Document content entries

----

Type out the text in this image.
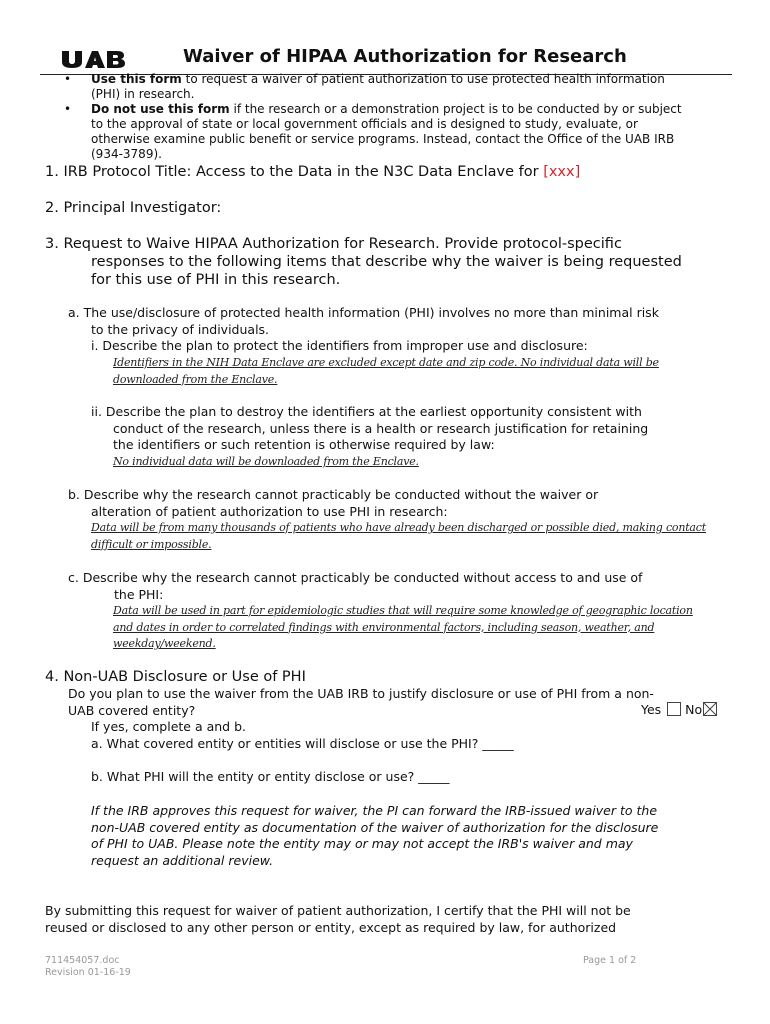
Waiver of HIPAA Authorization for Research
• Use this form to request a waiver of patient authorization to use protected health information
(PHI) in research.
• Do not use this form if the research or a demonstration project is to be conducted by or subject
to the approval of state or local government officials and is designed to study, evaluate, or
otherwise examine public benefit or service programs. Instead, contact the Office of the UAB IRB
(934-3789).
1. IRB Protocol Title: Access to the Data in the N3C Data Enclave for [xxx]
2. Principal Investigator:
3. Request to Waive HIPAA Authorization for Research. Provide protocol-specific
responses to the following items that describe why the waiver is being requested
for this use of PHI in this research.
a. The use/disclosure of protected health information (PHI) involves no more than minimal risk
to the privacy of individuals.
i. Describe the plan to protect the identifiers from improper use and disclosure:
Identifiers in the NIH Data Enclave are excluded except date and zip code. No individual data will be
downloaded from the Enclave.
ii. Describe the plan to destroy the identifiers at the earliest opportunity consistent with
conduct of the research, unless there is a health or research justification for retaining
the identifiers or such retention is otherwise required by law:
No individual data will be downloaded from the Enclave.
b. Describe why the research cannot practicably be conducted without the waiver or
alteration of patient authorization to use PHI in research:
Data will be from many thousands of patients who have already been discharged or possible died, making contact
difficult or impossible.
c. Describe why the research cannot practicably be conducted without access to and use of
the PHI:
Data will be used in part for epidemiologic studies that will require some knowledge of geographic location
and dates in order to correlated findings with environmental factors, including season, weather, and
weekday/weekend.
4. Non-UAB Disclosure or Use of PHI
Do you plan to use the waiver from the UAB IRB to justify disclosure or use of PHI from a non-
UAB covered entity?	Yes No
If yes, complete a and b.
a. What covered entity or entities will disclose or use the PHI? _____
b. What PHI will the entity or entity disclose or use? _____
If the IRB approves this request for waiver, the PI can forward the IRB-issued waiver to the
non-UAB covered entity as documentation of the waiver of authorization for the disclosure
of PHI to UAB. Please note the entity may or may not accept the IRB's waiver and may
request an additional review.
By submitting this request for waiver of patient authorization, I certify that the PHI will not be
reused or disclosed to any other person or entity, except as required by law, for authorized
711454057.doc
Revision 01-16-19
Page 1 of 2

----

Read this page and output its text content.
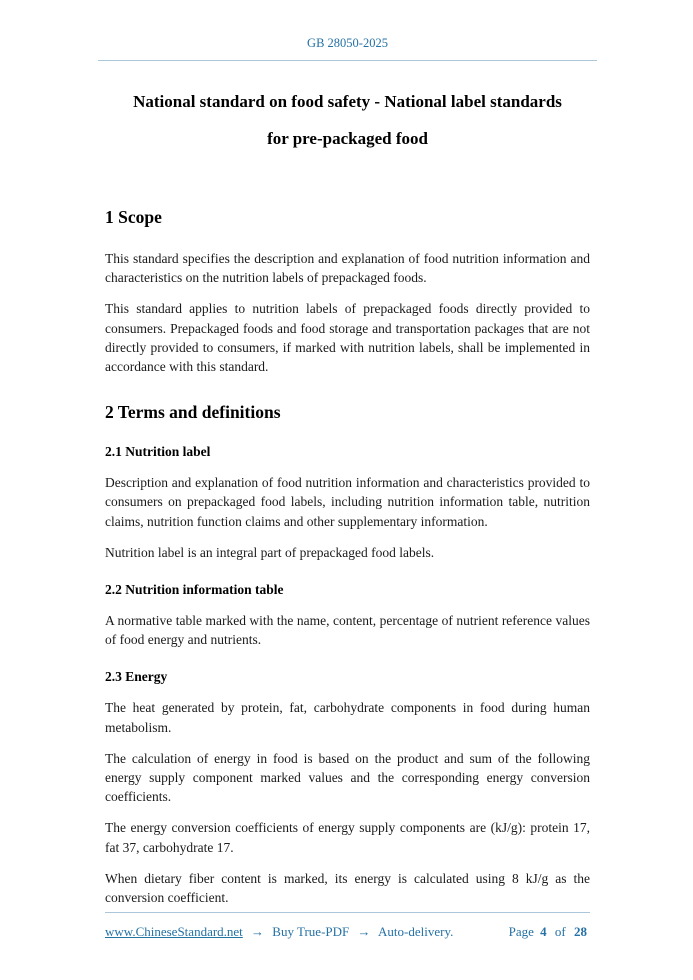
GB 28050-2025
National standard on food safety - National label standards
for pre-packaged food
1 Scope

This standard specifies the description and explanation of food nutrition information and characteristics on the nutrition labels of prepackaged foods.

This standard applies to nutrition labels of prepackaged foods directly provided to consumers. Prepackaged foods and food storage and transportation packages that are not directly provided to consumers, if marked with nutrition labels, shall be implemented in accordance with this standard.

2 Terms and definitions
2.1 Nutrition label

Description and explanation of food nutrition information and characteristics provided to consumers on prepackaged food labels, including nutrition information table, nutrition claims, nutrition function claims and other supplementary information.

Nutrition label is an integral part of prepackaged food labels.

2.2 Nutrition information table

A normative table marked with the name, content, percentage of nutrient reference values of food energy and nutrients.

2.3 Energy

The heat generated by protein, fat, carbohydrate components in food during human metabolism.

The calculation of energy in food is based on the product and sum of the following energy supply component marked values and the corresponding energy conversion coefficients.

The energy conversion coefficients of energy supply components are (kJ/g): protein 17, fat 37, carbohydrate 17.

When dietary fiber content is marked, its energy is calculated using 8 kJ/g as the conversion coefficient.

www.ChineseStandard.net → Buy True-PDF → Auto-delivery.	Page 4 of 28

----

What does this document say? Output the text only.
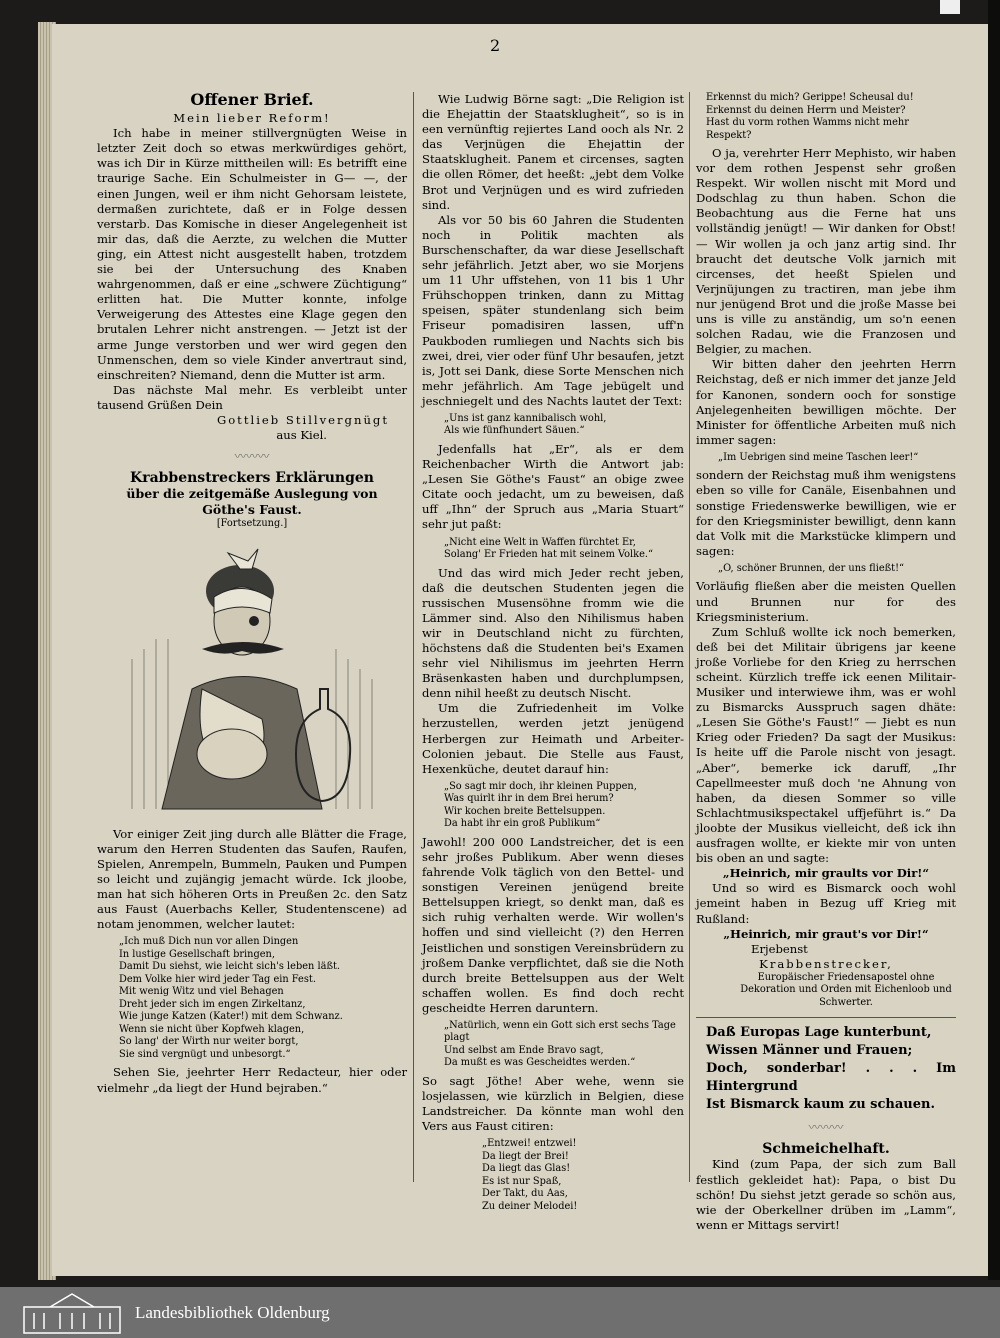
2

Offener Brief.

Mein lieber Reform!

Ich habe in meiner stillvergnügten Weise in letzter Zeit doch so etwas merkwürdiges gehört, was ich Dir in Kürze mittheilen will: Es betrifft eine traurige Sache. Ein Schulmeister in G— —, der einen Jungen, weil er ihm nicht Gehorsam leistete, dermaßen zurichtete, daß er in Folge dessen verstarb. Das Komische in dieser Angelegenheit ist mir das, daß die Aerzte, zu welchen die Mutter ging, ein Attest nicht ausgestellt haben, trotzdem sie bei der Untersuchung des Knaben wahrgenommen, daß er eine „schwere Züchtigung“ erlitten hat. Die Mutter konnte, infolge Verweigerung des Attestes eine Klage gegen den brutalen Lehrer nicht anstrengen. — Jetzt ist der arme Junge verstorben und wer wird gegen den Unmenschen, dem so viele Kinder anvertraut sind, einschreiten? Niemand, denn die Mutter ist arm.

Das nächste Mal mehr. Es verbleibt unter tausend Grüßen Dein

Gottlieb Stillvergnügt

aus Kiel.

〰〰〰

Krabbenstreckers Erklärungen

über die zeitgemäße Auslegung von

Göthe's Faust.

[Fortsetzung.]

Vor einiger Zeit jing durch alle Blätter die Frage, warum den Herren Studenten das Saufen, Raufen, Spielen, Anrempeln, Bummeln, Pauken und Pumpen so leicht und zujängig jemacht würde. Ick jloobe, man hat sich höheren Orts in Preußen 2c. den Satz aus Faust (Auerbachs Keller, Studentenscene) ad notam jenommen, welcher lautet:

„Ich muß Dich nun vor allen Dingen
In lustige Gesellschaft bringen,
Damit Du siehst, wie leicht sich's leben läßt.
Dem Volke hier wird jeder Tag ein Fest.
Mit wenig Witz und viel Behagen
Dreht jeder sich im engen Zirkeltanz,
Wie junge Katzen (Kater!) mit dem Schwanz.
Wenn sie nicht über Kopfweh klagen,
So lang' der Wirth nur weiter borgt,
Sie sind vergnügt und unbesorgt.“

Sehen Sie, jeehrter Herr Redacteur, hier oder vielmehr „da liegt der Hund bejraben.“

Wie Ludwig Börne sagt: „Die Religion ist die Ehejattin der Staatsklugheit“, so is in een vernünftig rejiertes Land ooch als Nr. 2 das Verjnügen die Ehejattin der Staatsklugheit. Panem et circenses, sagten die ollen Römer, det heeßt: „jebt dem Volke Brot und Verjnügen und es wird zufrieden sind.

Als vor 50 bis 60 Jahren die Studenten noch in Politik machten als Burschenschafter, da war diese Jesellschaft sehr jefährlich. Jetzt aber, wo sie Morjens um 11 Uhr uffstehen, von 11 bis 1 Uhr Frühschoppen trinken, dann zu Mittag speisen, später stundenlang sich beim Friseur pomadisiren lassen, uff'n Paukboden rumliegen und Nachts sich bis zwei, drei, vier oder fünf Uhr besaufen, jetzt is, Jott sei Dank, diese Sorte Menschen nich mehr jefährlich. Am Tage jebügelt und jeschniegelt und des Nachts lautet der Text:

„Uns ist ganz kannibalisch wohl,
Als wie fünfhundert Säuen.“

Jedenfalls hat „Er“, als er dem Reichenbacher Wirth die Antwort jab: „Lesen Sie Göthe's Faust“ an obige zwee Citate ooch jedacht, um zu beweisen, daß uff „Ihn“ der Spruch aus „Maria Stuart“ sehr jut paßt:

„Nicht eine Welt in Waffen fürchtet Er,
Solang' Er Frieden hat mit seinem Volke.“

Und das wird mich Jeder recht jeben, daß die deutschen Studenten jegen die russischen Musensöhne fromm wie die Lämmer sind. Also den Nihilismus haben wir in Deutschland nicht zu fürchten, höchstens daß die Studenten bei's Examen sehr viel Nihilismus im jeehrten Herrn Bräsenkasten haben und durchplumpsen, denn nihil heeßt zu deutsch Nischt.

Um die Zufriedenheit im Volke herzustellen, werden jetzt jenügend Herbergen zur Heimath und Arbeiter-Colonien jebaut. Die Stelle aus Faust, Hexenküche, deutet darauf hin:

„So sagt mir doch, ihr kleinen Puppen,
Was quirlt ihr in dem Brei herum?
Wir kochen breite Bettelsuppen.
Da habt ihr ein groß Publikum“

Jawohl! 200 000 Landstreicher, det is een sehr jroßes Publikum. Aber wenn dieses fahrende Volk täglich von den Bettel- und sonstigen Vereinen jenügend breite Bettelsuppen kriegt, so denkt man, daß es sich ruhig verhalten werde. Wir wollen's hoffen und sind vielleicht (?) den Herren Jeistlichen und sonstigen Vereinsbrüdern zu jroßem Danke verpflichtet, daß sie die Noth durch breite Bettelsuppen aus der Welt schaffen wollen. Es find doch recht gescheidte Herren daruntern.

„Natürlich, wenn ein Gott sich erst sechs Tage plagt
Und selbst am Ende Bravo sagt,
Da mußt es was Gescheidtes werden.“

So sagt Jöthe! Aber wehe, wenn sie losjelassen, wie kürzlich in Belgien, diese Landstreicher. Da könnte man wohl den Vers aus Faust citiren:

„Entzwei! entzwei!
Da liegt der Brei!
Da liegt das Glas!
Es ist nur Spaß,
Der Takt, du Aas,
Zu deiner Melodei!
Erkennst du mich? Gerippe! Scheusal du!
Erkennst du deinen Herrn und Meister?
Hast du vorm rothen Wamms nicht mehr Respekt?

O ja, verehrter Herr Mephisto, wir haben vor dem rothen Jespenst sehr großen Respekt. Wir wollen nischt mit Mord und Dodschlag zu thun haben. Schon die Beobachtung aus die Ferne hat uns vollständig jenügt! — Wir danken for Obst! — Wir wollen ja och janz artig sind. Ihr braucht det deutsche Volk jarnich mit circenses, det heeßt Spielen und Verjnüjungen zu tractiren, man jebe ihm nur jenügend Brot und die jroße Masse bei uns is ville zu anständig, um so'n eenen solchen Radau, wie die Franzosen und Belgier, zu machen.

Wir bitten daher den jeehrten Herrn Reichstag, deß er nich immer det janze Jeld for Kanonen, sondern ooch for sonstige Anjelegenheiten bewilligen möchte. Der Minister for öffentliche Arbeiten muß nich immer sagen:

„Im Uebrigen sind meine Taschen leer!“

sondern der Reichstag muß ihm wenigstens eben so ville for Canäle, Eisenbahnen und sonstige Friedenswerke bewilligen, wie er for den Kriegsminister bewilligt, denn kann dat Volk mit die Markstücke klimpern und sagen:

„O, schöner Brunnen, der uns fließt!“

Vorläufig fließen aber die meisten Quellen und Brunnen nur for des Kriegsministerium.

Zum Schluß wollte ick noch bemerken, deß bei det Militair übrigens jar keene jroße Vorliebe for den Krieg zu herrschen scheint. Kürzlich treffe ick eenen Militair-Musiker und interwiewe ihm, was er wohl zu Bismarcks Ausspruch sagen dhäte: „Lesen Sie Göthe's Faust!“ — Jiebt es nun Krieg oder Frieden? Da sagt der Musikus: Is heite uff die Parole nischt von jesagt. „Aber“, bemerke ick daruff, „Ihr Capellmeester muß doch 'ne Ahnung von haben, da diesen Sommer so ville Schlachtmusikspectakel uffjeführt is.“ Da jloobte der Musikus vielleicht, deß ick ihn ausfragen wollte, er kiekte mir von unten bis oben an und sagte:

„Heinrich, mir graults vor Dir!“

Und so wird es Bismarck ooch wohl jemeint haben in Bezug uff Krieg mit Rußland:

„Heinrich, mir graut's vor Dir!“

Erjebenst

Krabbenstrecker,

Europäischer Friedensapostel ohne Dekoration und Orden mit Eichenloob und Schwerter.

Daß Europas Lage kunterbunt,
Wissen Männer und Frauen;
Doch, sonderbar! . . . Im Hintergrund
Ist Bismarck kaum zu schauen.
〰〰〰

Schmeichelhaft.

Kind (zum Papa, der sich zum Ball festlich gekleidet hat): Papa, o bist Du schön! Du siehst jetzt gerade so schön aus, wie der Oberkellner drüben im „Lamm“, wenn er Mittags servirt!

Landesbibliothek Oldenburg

----

Please go through the data above and copy each line containing the word "components".

• EXPECTED ANSWER:
The heat generated by protein, fat, carbohydrate components in food during human metabolism.
The energy conversion coefficients of energy supply components are (kJ/g): protein 17, fat 37, carbohydrate 17.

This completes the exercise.